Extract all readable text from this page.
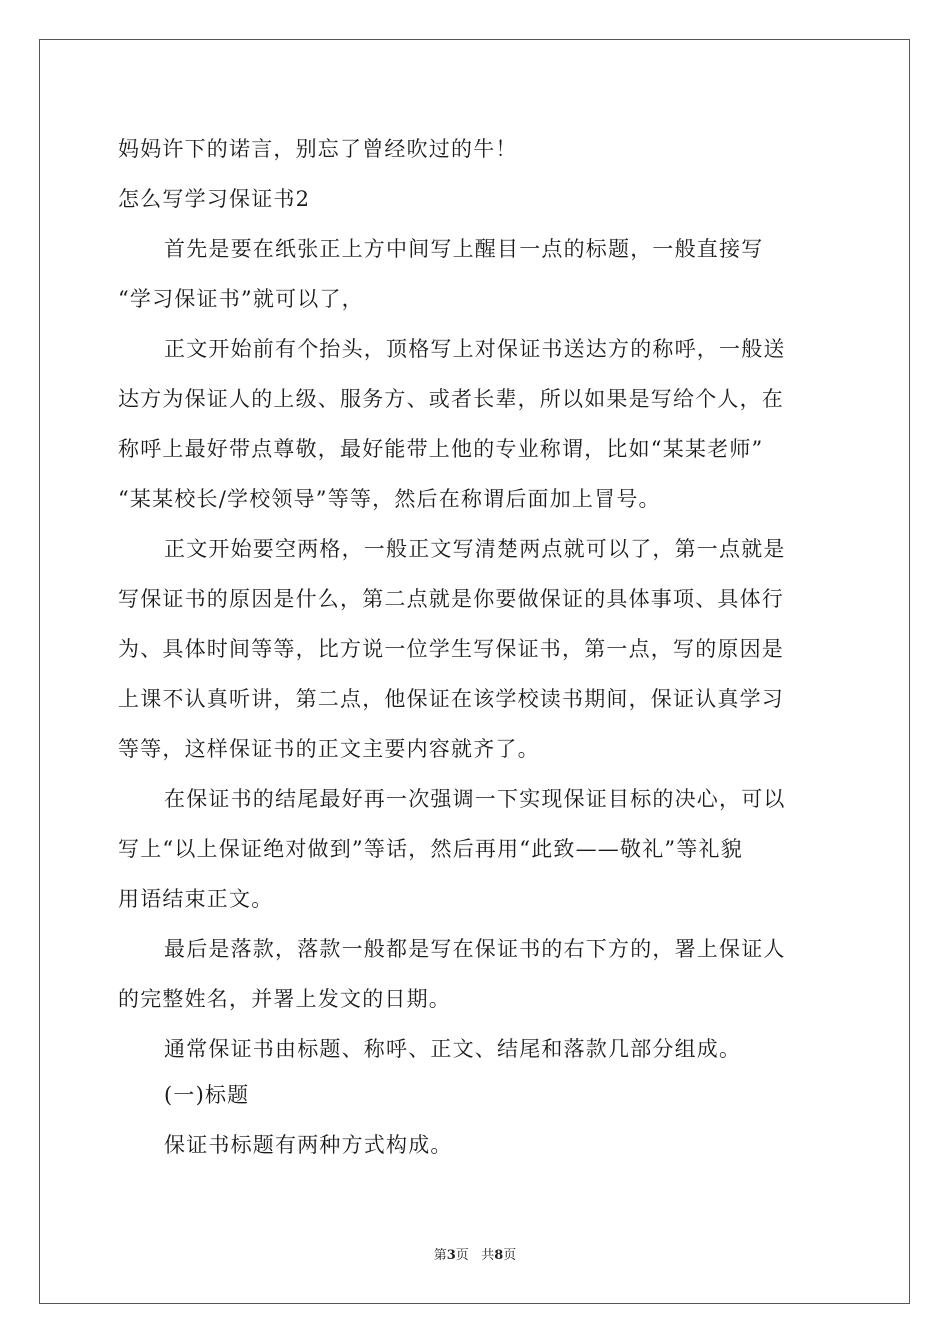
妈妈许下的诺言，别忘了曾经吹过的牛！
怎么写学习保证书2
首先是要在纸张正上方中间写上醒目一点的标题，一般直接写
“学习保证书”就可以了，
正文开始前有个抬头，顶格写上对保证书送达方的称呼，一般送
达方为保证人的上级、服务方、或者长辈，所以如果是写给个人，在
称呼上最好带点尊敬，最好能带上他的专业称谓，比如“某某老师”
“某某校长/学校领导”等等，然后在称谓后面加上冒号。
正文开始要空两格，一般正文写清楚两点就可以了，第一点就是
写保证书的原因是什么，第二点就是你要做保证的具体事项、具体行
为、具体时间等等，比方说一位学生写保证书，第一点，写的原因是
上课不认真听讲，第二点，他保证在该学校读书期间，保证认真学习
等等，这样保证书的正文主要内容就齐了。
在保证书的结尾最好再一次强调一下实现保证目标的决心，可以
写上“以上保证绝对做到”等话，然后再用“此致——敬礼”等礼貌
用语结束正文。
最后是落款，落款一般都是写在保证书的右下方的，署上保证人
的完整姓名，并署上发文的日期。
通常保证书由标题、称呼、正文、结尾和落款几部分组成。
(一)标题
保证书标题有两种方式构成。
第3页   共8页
----
Output every entry word for word, but omit the pictures.

Extract all readable text from this page.
妈妈许下的诺言，别忘了曾经吹过的牛！
怎么写学习保证书2
首先是要在纸张正上方中间写上醒目一点的标题，一般直接写
“学习保证书”就可以了，
正文开始前有个抬头，顶格写上对保证书送达方的称呼，一般送
达方为保证人的上级、服务方、或者长辈，所以如果是写给个人，在
称呼上最好带点尊敬，最好能带上他的专业称谓，比如“某某老师”
“某某校长/学校领导”等等，然后在称谓后面加上冒号。
正文开始要空两格，一般正文写清楚两点就可以了，第一点就是
写保证书的原因是什么，第二点就是你要做保证的具体事项、具体行
为、具体时间等等，比方说一位学生写保证书，第一点，写的原因是
上课不认真听讲，第二点，他保证在该学校读书期间，保证认真学习
等等，这样保证书的正文主要内容就齐了。
在保证书的结尾最好再一次强调一下实现保证目标的决心，可以
写上“以上保证绝对做到”等话，然后再用“此致——敬礼”等礼貌
用语结束正文。
最后是落款，落款一般都是写在保证书的右下方的，署上保证人
的完整姓名，并署上发文的日期。
通常保证书由标题、称呼、正文、结尾和落款几部分组成。
(一)标题
保证书标题有两种方式构成。
第3页   共8页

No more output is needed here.